▸ Task directions
Go through the entries below and pick out every line with "lamp".

▸ Provided data
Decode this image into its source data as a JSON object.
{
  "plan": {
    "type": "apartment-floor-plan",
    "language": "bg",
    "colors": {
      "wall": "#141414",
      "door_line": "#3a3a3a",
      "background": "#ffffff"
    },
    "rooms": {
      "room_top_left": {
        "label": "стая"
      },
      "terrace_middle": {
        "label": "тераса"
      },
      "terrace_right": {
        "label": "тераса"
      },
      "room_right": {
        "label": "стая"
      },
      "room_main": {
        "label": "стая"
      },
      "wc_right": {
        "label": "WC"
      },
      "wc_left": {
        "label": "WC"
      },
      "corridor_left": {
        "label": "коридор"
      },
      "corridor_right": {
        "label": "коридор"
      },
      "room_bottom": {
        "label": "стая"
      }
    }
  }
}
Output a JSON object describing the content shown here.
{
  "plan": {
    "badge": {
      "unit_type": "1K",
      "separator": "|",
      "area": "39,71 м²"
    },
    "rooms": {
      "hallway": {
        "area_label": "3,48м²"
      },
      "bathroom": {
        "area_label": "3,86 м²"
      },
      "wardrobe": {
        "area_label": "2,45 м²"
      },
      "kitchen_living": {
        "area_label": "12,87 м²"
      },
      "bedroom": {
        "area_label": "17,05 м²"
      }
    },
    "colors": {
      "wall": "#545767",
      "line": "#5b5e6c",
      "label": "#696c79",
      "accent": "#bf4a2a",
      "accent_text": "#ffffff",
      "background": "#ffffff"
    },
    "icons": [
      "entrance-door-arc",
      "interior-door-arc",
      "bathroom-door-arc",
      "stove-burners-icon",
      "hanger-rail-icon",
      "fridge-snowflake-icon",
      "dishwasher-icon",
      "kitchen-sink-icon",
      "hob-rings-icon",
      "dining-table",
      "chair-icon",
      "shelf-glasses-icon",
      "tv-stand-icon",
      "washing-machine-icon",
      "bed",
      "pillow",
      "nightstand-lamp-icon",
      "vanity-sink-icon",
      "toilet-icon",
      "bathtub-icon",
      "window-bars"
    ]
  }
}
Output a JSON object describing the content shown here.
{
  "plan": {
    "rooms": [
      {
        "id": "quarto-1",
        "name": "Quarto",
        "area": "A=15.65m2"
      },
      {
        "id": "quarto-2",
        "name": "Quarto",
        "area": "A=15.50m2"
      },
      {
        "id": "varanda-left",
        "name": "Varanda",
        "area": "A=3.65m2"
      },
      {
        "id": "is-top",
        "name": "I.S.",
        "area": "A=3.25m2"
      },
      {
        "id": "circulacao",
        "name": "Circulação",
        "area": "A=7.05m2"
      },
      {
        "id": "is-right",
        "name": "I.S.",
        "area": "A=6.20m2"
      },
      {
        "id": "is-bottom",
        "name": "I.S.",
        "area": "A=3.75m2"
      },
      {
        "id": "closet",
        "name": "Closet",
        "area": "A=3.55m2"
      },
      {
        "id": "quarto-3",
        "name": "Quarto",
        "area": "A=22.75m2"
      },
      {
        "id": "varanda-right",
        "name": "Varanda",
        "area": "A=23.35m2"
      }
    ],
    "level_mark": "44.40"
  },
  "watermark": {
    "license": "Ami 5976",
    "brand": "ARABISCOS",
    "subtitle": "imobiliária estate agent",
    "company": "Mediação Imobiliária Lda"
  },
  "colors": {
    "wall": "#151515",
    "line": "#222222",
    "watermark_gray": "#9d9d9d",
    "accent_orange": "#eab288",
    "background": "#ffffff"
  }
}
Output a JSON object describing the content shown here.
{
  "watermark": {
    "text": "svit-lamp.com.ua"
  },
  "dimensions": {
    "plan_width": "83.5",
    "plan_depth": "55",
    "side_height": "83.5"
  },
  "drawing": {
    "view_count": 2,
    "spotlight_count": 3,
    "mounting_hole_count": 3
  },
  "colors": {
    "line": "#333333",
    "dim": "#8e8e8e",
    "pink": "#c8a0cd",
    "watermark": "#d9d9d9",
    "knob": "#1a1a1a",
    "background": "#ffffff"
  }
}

▸ Solution to this task
      "nightstand-lamp-icon",
    "text": "svit-lamp.com.ua"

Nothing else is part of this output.